Collection entries:
################

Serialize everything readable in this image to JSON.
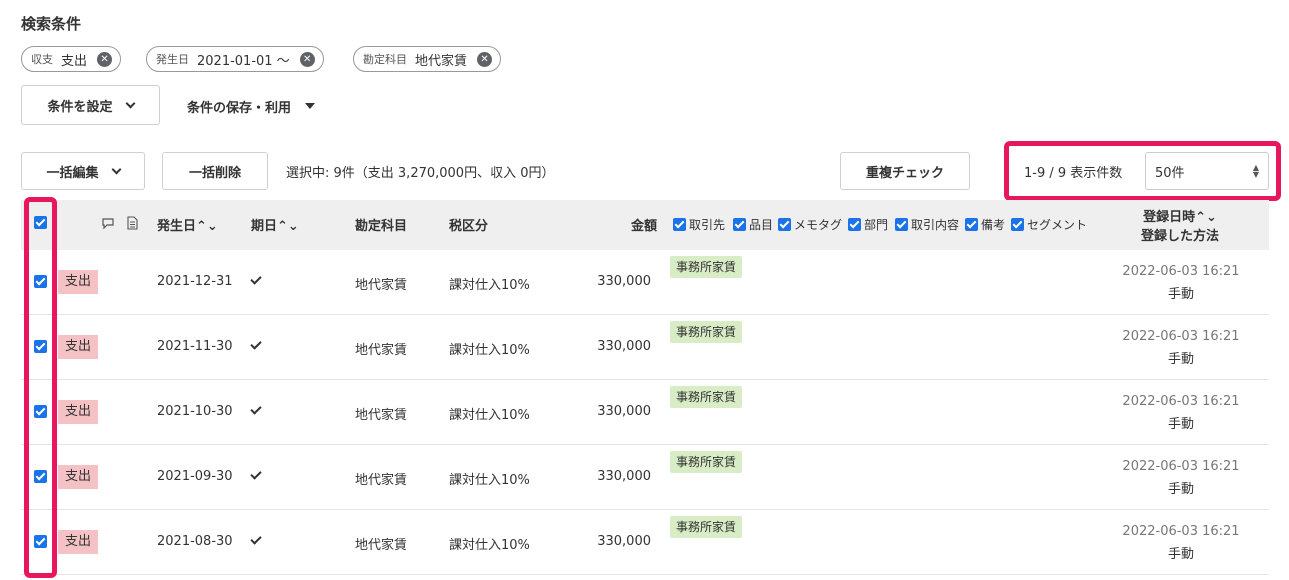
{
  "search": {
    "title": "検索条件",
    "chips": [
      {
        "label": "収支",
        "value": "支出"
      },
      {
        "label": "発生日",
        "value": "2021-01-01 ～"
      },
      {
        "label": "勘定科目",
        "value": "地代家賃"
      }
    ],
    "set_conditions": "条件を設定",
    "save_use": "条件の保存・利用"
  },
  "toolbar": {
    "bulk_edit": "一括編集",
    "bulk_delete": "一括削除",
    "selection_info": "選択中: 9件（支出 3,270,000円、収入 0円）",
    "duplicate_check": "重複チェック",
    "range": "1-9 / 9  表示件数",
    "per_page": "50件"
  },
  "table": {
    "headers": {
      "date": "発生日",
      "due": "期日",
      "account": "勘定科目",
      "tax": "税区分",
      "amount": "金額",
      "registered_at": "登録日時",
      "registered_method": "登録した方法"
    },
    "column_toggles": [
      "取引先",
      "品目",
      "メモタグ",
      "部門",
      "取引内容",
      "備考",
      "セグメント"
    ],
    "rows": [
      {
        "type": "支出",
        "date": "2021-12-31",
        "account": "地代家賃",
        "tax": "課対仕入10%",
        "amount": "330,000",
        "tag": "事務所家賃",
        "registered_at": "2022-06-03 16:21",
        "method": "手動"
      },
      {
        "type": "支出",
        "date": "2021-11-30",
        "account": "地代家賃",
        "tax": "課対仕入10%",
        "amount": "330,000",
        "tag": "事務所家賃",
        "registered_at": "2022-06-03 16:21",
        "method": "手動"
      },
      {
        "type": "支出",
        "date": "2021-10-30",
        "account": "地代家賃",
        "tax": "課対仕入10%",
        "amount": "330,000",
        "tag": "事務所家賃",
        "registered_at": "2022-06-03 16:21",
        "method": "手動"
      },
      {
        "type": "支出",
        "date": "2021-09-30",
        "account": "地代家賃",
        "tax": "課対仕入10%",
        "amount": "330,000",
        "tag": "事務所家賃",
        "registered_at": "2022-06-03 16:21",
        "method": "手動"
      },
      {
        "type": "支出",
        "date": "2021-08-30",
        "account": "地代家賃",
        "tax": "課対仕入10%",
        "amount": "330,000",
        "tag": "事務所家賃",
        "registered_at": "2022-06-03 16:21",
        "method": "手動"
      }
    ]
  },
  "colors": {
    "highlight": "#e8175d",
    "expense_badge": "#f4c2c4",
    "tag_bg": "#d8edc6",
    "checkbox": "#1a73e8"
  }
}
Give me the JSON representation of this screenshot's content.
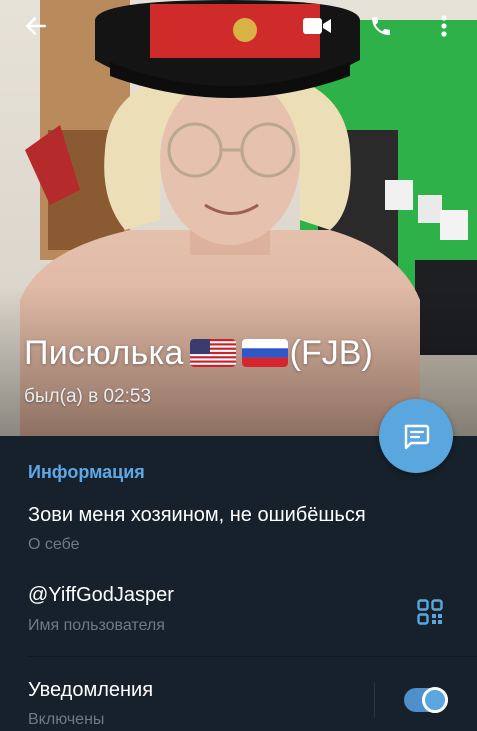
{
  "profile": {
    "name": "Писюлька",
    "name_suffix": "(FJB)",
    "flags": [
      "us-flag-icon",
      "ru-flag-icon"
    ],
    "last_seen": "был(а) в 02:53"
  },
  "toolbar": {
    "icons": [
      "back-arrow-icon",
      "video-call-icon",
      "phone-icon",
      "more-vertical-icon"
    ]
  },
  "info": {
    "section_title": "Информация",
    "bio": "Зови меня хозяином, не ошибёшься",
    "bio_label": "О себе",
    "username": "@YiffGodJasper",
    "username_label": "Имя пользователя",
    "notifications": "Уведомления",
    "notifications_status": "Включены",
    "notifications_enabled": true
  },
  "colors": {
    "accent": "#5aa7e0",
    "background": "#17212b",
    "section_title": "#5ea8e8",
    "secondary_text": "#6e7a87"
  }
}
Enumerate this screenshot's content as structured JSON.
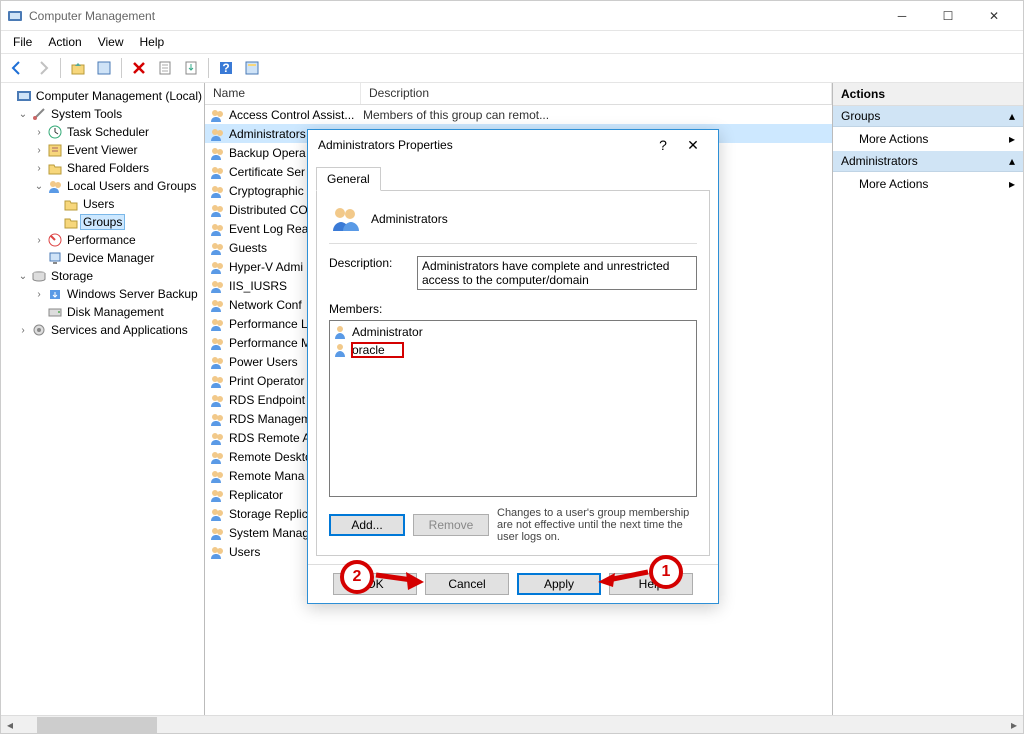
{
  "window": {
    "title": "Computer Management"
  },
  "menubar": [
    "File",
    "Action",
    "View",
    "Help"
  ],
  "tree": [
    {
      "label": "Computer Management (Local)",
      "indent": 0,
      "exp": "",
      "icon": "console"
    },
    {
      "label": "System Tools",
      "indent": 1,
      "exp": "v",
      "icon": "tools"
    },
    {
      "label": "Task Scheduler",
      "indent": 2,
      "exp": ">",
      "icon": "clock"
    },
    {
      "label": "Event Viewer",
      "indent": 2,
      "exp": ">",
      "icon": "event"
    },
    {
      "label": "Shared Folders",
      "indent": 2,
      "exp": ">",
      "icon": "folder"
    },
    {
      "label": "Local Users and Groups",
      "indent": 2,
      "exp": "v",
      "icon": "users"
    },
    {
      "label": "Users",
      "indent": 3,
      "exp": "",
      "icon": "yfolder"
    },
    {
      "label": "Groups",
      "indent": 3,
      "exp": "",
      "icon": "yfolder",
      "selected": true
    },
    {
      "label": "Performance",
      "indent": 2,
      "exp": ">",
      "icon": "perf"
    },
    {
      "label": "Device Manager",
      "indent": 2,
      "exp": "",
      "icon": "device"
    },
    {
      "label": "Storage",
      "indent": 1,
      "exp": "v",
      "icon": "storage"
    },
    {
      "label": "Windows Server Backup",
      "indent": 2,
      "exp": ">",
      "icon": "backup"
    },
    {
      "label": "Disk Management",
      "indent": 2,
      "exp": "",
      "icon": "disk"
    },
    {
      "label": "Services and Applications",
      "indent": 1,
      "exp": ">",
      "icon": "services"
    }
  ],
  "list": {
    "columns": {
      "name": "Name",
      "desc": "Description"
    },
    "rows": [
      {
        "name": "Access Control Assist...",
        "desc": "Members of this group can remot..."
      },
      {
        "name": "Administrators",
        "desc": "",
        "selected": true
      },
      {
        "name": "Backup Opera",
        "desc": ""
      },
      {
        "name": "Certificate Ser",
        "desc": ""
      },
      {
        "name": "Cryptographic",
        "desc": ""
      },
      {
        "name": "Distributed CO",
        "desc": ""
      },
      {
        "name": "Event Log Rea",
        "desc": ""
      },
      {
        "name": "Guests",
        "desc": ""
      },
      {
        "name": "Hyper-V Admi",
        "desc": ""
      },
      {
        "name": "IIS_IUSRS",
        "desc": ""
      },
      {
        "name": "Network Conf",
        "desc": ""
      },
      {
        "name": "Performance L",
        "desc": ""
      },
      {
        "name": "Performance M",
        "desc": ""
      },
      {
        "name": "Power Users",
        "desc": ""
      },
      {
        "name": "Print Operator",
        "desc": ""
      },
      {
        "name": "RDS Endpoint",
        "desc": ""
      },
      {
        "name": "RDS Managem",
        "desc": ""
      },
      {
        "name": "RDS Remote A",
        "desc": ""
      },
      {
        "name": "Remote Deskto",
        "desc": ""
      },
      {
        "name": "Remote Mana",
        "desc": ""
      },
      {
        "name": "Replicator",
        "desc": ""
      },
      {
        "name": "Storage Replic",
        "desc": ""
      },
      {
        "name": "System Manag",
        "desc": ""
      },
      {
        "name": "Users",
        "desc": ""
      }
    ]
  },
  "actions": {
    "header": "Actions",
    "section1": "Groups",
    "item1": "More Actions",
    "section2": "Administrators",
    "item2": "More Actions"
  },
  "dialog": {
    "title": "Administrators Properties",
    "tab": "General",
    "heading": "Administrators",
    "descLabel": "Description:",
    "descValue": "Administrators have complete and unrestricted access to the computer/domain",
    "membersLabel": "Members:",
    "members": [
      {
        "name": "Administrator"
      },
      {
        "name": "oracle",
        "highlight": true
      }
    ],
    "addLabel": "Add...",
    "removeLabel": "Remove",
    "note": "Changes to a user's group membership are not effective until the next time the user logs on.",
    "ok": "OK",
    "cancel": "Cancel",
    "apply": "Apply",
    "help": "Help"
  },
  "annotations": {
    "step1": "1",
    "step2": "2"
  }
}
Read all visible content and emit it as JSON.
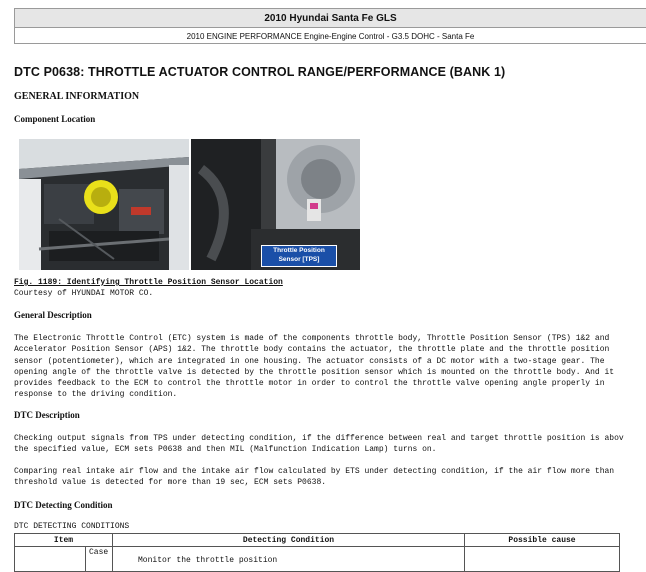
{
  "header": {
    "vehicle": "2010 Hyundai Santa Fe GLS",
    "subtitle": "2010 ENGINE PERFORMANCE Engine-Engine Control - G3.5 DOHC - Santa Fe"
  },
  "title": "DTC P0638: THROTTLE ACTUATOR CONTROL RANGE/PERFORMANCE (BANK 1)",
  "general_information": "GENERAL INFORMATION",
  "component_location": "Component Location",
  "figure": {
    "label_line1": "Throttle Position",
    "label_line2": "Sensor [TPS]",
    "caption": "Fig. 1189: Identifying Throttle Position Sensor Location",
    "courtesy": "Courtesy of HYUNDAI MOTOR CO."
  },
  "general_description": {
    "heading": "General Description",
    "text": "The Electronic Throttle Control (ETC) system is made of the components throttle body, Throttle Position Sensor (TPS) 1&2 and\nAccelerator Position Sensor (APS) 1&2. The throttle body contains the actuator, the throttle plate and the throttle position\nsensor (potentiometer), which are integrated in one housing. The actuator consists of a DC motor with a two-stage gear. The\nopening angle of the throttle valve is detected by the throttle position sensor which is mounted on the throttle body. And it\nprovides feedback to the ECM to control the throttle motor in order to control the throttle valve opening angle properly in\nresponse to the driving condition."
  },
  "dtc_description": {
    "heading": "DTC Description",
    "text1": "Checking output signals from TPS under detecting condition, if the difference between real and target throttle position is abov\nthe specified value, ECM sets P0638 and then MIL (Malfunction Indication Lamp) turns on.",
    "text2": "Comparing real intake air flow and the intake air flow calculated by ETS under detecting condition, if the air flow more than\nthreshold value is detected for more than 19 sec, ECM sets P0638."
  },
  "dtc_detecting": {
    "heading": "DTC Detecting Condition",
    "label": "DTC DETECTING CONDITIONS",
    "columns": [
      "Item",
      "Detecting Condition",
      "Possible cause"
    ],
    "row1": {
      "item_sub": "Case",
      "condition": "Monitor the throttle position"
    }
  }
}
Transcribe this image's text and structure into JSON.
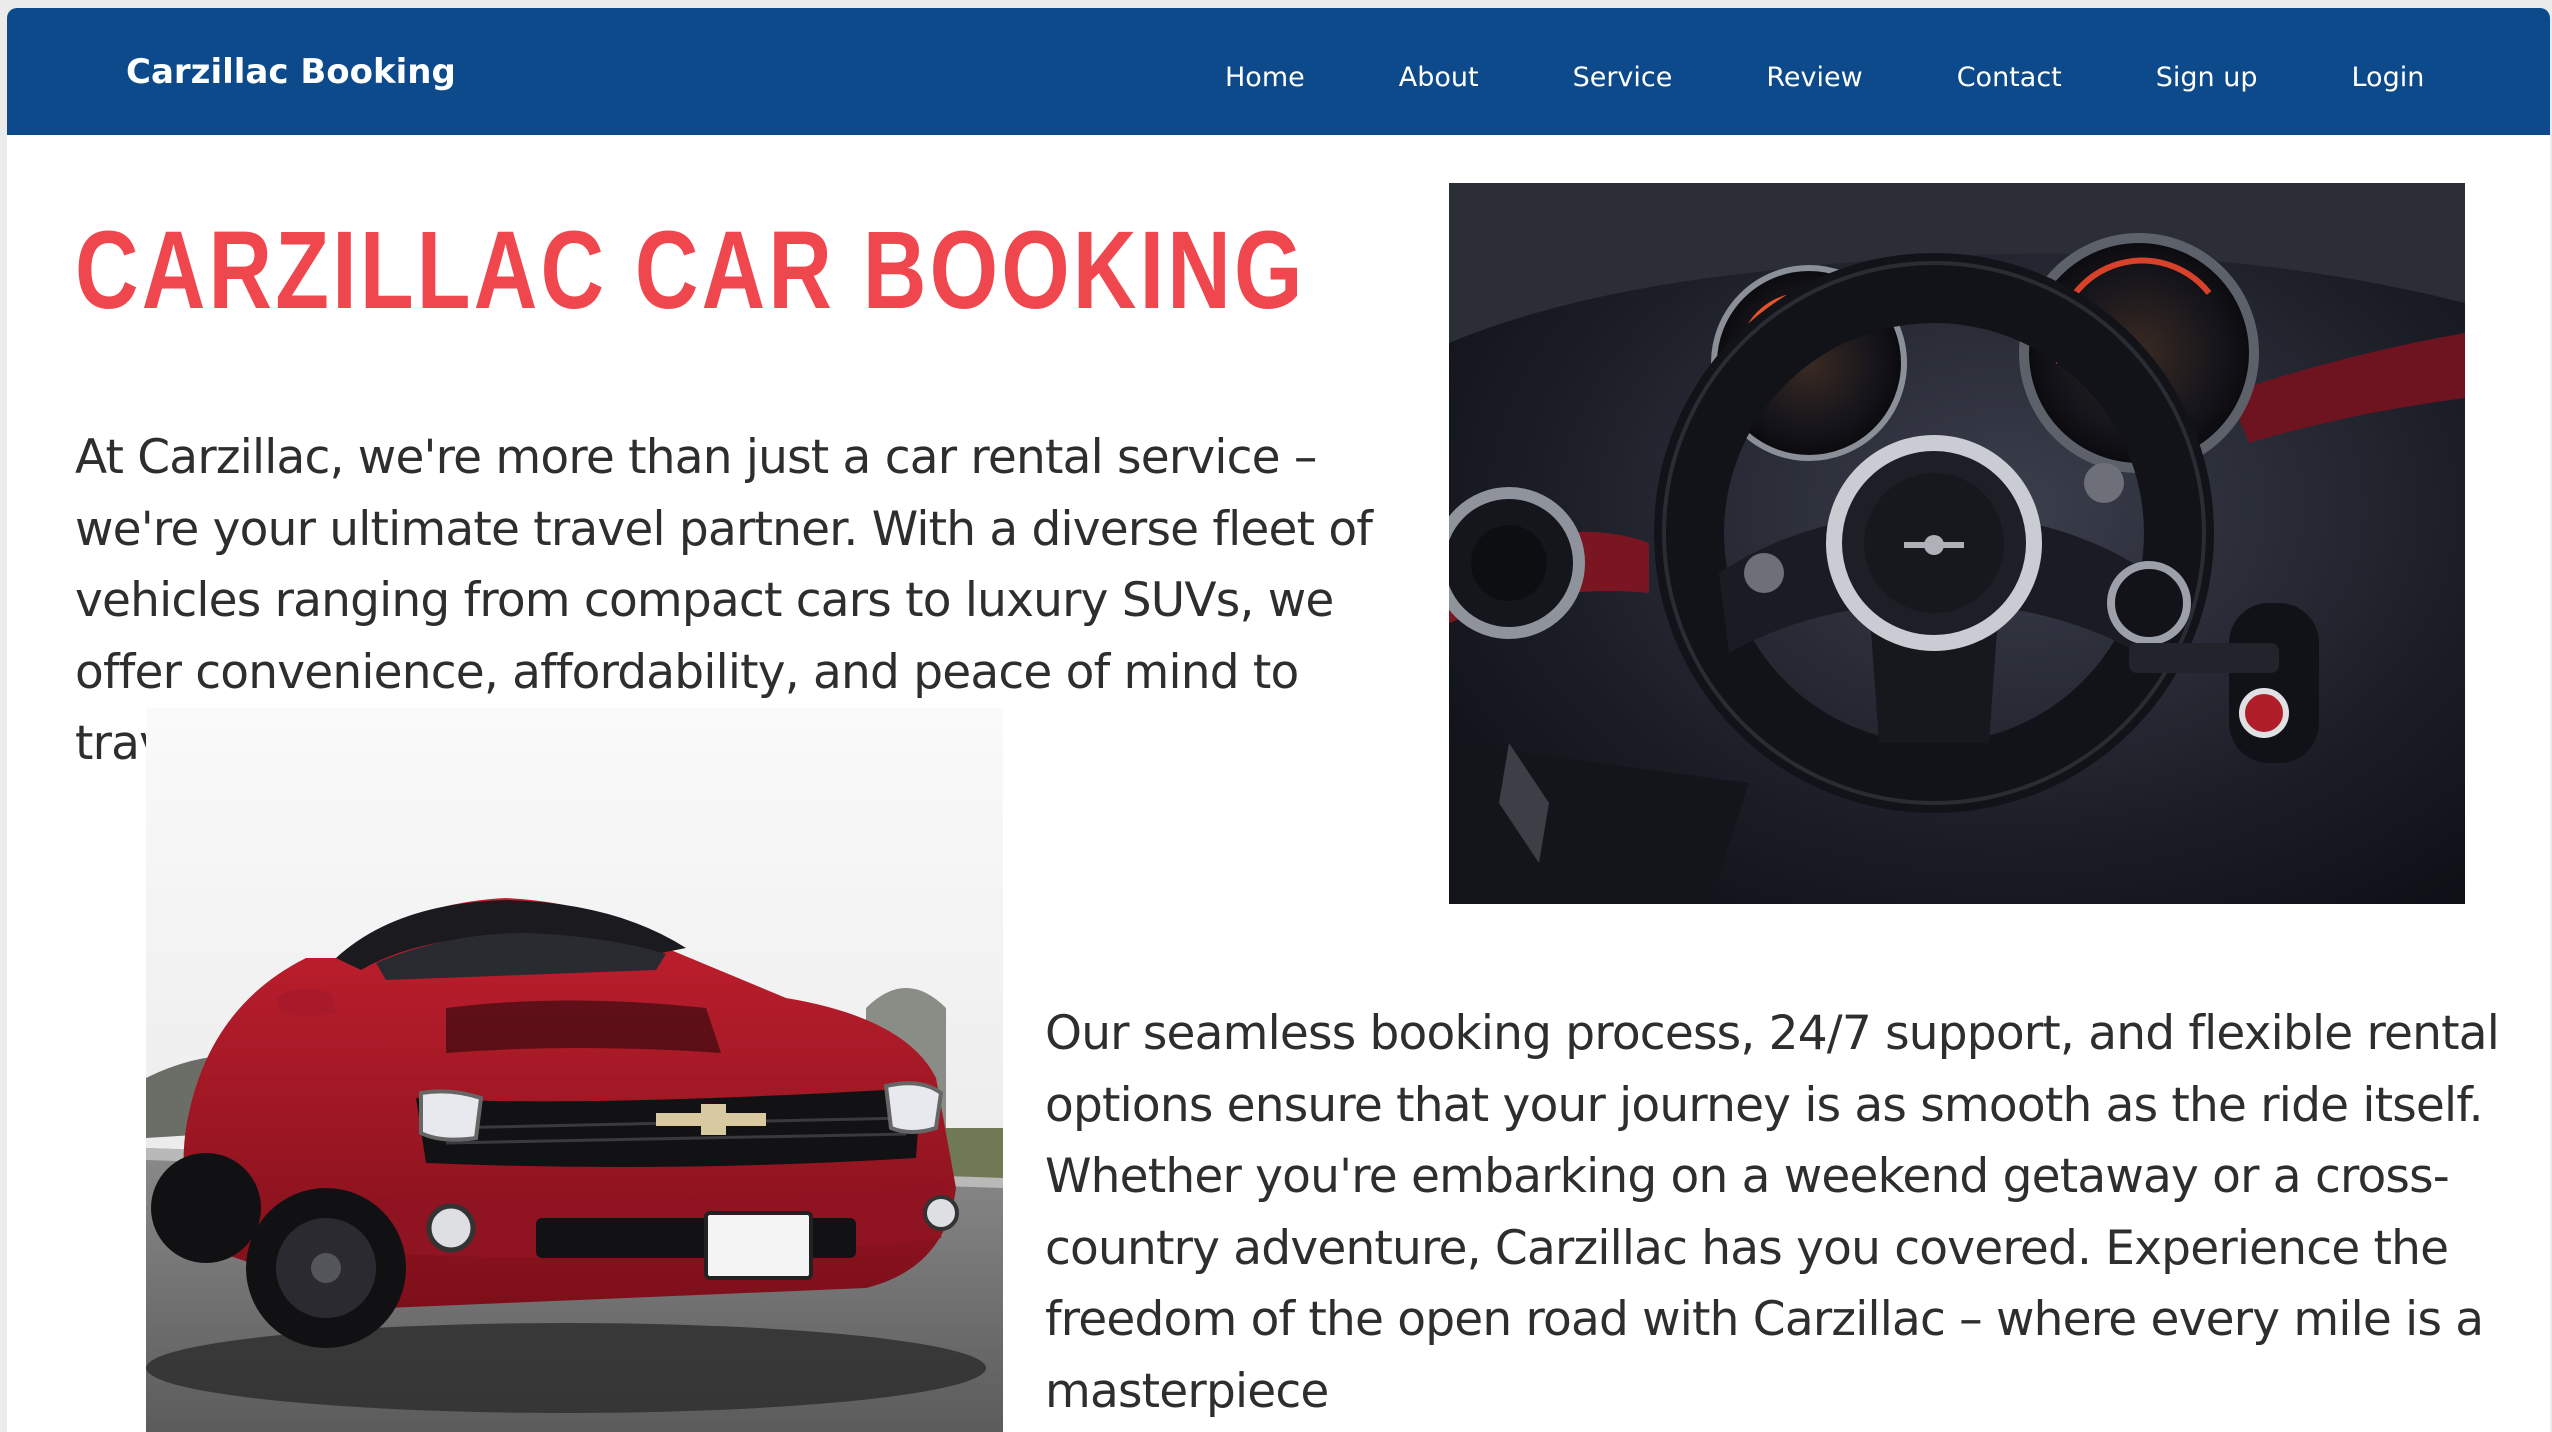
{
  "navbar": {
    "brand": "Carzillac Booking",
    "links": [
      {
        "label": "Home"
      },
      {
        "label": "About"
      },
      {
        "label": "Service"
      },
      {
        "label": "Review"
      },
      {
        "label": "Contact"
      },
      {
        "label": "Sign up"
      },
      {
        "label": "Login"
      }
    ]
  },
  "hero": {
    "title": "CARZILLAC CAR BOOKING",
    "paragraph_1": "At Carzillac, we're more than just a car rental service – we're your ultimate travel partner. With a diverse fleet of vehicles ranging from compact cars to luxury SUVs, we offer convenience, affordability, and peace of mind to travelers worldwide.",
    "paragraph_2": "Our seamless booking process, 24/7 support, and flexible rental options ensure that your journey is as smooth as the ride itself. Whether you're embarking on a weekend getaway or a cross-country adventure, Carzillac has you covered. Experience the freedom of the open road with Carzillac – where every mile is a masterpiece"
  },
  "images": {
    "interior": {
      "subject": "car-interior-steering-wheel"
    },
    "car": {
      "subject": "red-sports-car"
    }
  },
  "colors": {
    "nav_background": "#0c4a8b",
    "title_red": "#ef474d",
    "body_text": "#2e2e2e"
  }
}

################

PROBLEM REQUIREMENTS:
Write out each line of the data that holds the string "Local".

FULL OUTPUT:
      "label": "Computer Management (Local)",
      "label": "Local Users and Groups",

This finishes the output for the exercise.